TAREAS A REALIZAR >>
1 – Copia textualmente el fragmento de la reseña que comienza en las palabras "En aquella obra" y termina después de "para la ciudadanía.".
2 – Enumera todos los nombres propios de personas y de personajes que aparecen en la reseña.

PASAJE SELECCIONADO >>

================

Horas críticas

Un viaje al tiempo soviético

El jardinero de Ochákov. Andrei Kurkov. Traducción de Marta Rebón. Blackie Books (Barcelona, 2019). 21 euros. 336 páginas

Con Muerte con pingüino (Blackie Books, 2018) descubrimos a un autor de gran éxito en su país, Ucrania, y que lleva muchos años siendo traducido y publicando novelas y libros infantiles, además de dedicarse a la realización de documentales televisivos. Él mismo simbolizaría el tiempo transitorio entre la desmembración de la Unión Soviética y la independencia ucraniana en 1991. De hecho, su primera novela para adultos vio la luz dos semanas antes de la caída de la URSS, pero tuvo que hacerlo mediante la autoedición y llevando a cabo la distribución él mismo.

En aquella obra del año pasado, la más importante del autor natural de Leningrado, se vieron sus claves narrativas: un tono humorístico en un argumento desenfadado, con un trasfondo como el postsoviético, con todas las incertidumbres y esperanzas que ese periodo abría para la ciudadanía.

«El autor ofrece una mirada profunda y fidedigna de lo acontecido en su tierra, pero también un sentido sarcástico de la cotidianidad»

La misma trayectoria vital de Kurkov ya nos habla de que su visión de la realidad se ha desarrollado sobre la base de experiencias muy particulares: educación soviética, leninista, por su edad; vigilante de prisiones en Odesa, donde empezó a concebir sus primeros relatos infantiles; traductor de japonés posteriormente y, gracias a esta habilidad lingüística, un puesto en la KGB y en la policía. De todo eso surgió una mirada profunda y fidedigna de lo acontecido en su tierra, pero también un sentido sarcástico de la cotidianidad, como se reflejó en Muerte con pingüino, en que Viktor, un escritor arruinado, tras ser abandonado por su novia, decidía adoptar un pingüino. Sin embargo, el viejo axioma de que los amos acaban pareciéndose a sus mascotas se hacía muy ostensible en este caso, pues el animal, llamado Misha, tenía un carácter tan deprimido como él, algo que se hacía notar incluso cuando estaba metido en una bañera de agua helada.

================

Entradas de elementos enmarcados

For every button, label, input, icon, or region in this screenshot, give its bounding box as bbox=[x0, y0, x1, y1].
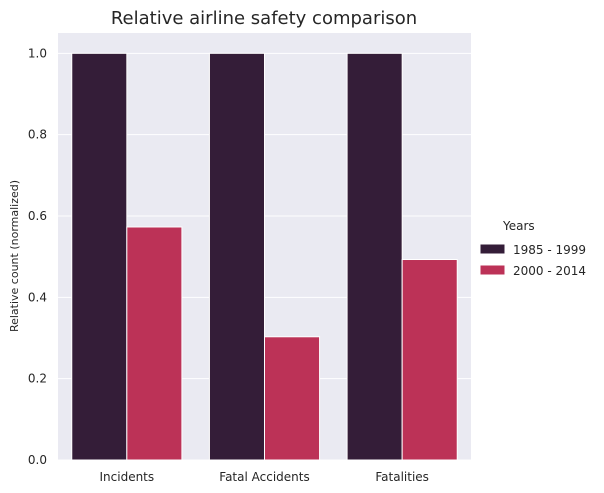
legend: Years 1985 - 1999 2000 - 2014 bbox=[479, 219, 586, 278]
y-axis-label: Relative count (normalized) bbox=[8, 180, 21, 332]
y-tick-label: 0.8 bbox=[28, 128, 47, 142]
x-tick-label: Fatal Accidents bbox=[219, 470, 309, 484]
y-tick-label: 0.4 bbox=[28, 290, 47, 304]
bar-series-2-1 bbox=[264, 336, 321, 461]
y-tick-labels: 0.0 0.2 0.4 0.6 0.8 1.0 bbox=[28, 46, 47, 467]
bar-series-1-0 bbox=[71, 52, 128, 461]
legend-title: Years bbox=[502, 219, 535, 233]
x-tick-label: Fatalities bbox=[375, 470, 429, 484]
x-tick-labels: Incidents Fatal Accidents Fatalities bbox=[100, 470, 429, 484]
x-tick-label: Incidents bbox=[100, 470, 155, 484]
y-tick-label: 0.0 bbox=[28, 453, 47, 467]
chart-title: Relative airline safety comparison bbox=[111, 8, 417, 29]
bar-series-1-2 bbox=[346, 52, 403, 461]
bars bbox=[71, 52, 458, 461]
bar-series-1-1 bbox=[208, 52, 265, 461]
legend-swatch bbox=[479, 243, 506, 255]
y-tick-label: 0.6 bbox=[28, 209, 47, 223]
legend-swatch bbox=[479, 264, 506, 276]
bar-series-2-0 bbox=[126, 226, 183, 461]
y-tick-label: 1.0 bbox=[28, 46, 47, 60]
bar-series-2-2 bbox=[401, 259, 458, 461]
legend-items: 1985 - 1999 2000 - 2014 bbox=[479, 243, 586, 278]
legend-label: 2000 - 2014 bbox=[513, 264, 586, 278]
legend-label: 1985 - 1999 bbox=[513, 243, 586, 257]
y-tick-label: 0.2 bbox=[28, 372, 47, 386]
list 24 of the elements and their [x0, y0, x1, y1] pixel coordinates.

================

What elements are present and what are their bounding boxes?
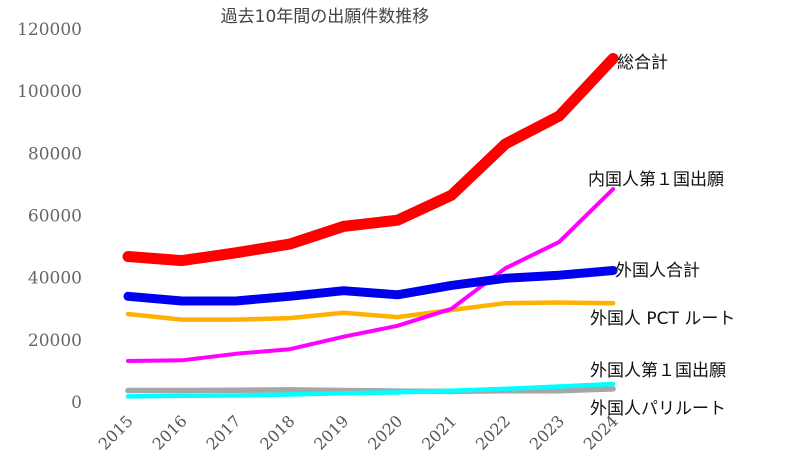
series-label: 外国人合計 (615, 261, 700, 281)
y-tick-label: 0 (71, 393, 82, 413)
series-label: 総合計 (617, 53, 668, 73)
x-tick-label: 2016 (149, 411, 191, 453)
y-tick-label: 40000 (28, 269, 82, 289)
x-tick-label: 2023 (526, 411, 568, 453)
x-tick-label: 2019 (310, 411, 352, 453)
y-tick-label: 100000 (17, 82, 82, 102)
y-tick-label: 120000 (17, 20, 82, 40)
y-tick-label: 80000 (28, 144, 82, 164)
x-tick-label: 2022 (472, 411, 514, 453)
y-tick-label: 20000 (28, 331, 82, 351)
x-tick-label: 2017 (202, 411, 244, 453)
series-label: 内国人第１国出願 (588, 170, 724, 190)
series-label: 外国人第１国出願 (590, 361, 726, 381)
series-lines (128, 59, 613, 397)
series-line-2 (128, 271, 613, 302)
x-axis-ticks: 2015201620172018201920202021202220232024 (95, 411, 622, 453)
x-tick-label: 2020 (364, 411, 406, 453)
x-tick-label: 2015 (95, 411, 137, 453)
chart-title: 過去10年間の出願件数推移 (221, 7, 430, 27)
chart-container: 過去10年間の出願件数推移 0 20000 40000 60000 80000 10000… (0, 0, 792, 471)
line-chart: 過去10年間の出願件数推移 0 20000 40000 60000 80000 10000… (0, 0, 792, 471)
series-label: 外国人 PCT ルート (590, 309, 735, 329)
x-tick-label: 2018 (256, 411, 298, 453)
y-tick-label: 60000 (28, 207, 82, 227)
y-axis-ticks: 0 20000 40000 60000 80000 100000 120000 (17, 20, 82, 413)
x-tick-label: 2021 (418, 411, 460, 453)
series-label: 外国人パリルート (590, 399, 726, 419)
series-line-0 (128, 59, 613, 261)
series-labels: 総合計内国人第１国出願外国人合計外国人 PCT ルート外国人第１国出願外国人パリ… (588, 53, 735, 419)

================

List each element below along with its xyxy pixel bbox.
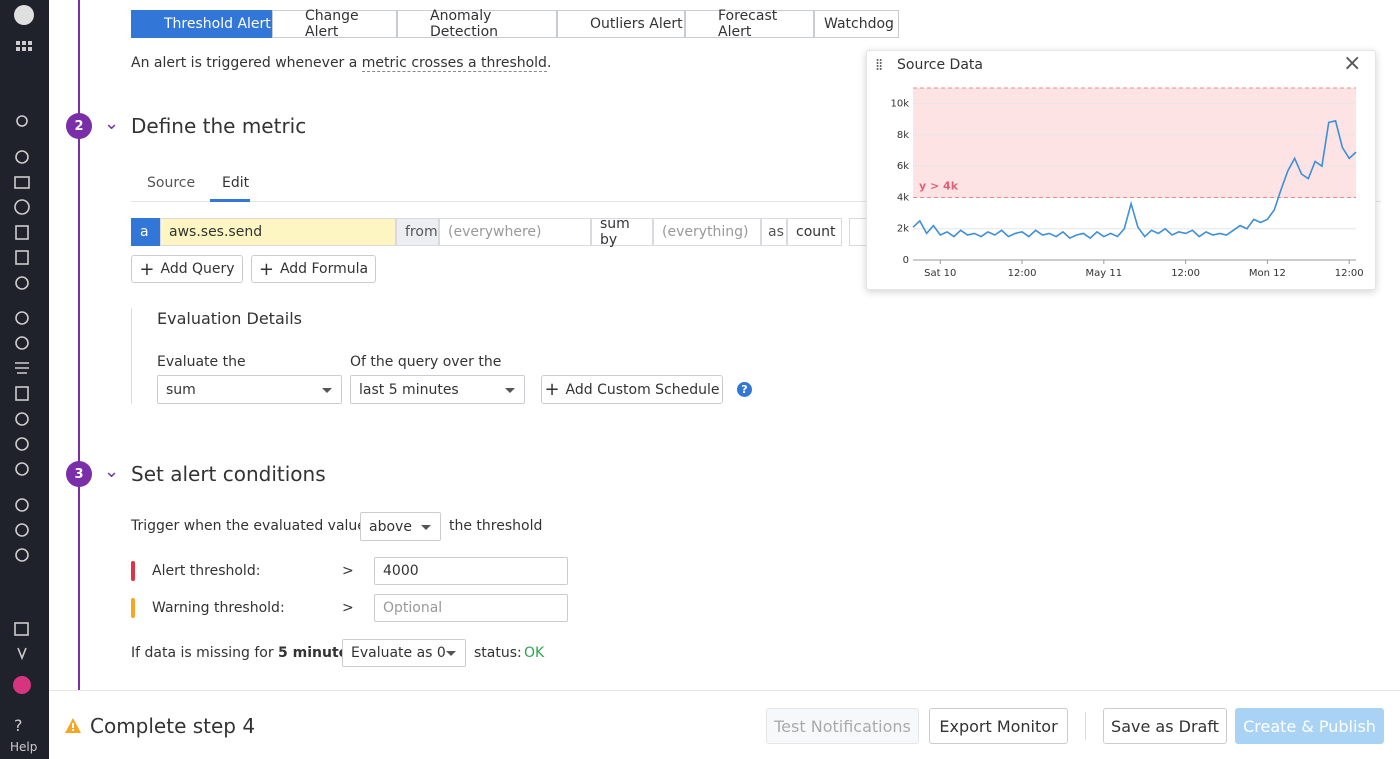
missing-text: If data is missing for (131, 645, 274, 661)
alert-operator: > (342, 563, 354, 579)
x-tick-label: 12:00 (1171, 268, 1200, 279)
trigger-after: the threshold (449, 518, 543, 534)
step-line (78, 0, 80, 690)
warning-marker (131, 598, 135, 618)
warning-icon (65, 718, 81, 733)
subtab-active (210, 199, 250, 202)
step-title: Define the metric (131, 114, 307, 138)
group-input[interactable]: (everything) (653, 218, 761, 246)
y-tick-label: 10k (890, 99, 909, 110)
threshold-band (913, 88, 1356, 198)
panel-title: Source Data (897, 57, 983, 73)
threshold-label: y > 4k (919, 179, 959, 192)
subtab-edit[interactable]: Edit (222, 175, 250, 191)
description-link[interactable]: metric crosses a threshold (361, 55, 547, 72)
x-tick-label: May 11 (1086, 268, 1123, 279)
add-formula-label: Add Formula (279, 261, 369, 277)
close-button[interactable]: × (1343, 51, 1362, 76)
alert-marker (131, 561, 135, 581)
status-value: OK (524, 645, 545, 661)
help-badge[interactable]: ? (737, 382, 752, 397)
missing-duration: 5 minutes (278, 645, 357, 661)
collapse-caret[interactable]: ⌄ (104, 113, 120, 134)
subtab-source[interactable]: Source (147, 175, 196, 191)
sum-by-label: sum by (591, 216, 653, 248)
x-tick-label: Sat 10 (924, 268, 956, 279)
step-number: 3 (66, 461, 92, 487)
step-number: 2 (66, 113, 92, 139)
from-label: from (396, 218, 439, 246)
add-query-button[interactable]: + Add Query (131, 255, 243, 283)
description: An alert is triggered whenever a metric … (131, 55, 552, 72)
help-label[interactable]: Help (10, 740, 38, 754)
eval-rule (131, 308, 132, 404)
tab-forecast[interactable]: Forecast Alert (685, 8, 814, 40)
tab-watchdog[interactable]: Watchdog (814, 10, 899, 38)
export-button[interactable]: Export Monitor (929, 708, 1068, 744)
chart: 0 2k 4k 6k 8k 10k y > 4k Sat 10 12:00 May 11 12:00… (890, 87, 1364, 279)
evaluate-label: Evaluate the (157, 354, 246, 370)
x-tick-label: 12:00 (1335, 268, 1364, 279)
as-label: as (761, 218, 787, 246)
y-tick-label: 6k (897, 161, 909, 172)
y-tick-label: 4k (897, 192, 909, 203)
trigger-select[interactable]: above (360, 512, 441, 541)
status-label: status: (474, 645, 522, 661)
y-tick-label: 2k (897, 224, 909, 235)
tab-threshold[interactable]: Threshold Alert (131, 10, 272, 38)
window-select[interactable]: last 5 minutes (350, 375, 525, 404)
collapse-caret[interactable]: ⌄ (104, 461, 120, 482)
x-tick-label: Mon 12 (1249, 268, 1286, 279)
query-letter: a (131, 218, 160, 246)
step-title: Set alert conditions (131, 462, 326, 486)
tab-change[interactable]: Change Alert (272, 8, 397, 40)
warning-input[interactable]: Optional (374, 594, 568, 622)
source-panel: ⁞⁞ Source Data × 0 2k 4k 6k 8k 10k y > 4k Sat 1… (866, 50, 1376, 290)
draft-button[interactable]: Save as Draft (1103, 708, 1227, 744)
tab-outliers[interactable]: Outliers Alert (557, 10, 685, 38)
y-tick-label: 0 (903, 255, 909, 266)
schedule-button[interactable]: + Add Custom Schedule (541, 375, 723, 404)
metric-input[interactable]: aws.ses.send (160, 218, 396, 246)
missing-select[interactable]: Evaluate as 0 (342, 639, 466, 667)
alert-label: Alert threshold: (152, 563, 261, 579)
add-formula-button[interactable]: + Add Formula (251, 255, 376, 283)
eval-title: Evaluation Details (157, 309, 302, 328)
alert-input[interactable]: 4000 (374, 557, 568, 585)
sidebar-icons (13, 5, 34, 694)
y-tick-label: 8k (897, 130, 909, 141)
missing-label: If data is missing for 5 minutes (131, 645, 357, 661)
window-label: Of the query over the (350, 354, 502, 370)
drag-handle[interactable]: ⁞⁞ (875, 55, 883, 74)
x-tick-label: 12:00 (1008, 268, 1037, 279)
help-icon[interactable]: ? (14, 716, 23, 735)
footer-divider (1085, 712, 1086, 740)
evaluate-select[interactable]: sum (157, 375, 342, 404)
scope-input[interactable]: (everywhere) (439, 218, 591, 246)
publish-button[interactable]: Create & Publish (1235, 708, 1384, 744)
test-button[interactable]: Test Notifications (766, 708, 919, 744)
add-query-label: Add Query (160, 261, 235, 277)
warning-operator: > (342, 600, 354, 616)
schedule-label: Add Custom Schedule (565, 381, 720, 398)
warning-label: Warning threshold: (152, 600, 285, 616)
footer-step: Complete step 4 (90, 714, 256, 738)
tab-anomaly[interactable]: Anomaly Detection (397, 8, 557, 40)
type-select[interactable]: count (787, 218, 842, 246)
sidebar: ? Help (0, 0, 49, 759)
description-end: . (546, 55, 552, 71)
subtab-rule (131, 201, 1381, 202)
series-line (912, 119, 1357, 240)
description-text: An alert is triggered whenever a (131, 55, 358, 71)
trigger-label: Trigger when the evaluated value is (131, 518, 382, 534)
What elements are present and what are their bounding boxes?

================

SOLUCIONES POR TAREA >>
1 –
En aquella obra del año pasado, la más importante del autor natural de Leningrado, se vieron sus claves narrativas: un tono humorístico en un argumento desenfadado, con un trasfondo como el postsoviético, con todas las incertidumbres y esperanzas que ese periodo abría para la ciudadanía.

2 – Andrei Kurkov, Marta Rebón, Viktor, Misha